Identify the lines that contain the string "őket", then copy each of them.

Given records ::

• • •

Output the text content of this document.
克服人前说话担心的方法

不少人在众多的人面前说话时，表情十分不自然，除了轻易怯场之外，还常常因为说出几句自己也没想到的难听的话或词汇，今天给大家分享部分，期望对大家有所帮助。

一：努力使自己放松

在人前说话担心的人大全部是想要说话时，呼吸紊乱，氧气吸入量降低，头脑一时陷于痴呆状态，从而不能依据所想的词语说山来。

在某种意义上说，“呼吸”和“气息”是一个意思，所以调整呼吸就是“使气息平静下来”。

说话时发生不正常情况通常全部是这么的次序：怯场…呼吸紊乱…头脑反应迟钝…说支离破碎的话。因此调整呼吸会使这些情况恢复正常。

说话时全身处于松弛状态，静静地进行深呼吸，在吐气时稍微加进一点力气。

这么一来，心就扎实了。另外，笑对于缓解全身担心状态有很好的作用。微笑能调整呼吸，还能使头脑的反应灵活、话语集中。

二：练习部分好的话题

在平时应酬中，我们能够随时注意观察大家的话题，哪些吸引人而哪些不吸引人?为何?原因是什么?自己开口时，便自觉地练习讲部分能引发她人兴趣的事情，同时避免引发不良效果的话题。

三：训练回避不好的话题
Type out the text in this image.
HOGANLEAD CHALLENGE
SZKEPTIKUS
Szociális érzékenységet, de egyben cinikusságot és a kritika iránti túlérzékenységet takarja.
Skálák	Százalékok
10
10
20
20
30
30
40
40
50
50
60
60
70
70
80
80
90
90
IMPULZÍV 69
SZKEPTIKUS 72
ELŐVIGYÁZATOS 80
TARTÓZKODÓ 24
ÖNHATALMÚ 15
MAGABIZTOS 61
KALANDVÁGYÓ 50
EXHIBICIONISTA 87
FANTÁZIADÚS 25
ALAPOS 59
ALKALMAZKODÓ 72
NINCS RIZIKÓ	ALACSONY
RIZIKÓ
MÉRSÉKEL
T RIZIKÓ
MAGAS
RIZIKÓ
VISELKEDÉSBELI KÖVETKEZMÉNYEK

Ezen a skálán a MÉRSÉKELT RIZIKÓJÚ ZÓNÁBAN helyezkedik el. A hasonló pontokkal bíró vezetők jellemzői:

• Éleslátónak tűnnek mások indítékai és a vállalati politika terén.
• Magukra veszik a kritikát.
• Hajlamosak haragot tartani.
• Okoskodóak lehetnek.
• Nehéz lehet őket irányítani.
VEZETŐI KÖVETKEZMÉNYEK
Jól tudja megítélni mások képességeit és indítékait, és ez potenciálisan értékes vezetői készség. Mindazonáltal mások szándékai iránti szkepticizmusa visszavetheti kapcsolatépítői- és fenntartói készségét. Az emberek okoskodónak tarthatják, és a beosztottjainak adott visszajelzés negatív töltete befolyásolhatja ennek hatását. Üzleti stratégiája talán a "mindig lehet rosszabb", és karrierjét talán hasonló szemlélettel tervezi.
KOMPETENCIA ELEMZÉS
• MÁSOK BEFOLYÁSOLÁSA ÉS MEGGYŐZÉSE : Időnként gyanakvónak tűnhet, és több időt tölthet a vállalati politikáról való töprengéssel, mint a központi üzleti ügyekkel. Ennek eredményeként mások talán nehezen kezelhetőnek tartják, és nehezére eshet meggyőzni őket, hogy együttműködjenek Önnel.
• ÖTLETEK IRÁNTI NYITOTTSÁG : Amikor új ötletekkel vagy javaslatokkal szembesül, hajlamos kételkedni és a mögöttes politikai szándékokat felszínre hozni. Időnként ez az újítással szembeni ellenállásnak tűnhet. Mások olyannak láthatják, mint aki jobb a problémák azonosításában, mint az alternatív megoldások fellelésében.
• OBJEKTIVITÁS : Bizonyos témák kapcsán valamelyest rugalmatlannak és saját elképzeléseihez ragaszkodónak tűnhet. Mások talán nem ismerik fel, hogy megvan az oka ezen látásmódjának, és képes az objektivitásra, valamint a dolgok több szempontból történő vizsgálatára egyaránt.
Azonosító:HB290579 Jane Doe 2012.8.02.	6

• • •

Exercise answer ::
• Nehéz lehet őket irányítani.
• MÁSOK BEFOLYÁSOLÁSA ÉS MEGGYŐZÉSE : Időnként gyanakvónak tűnhet, és több időt tölthet a vállalati politikáról való töprengéssel, mint a központi üzleti ügyekkel. Ennek eredményeként mások talán nehezen kezelhetőnek tartják, és nehezére eshet meggyőzni őket, hogy együttműködjenek Önnel.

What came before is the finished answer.